AIM: Locate every line in the material below that has the word "ROAD". Copy each of those lines.
[Start of GIVEN RECORDS]
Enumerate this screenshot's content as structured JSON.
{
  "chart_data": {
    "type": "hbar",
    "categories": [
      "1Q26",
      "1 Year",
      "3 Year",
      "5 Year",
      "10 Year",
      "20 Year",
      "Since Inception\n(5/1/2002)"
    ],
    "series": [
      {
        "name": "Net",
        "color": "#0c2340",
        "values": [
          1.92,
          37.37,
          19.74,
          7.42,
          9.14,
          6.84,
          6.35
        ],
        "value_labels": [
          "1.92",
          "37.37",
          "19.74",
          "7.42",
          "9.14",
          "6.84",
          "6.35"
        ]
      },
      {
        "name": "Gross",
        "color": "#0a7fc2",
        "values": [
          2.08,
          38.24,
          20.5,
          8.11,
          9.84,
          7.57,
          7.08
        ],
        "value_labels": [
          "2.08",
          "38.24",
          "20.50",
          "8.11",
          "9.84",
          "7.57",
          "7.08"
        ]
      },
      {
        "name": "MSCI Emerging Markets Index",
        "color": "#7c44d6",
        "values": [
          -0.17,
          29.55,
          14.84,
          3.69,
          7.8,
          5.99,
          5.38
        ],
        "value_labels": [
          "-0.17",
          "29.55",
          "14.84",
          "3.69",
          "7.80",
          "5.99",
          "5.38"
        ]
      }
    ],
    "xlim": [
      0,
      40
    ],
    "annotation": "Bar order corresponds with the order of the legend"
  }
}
[End of GIVEN RECORDS]
[Start of GIVEN RECORDS]
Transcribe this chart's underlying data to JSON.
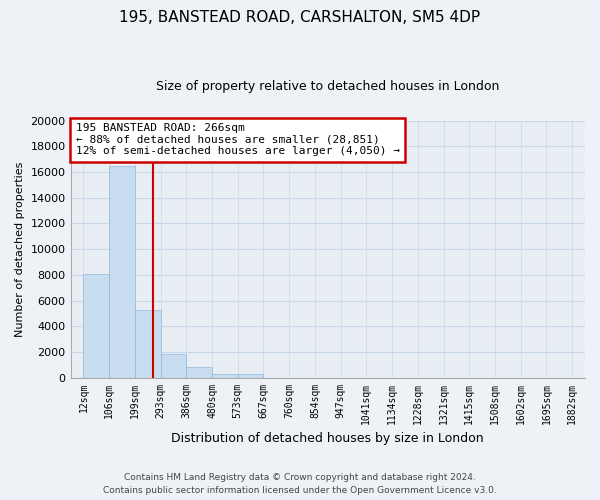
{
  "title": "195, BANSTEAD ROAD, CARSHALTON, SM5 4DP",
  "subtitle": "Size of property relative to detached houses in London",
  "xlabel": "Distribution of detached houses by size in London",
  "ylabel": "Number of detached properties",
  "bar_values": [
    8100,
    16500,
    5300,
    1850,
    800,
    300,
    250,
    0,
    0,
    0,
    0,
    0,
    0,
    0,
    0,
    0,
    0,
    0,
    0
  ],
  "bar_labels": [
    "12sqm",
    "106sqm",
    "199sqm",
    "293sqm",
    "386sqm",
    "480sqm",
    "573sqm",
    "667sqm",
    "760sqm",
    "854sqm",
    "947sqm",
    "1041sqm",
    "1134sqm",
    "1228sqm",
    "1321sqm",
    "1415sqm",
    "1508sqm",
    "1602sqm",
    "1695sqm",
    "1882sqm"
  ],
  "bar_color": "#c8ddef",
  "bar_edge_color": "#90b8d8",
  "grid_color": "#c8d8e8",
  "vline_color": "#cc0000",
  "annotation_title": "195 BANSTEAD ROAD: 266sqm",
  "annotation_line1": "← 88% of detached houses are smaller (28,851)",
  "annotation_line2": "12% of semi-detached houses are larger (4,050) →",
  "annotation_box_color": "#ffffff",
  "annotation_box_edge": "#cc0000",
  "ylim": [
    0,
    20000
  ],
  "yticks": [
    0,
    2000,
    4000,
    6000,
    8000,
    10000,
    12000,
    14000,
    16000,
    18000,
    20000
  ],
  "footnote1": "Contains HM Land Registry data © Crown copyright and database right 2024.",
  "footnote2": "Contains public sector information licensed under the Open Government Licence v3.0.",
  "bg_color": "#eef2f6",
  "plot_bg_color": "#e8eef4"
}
[End of GIVEN RECORDS]
EXERCISE SOLUTION:
  "title": "195, BANSTEAD ROAD, CARSHALTON, SM5 4DP",
  "annotation_title": "195 BANSTEAD ROAD: 266sqm",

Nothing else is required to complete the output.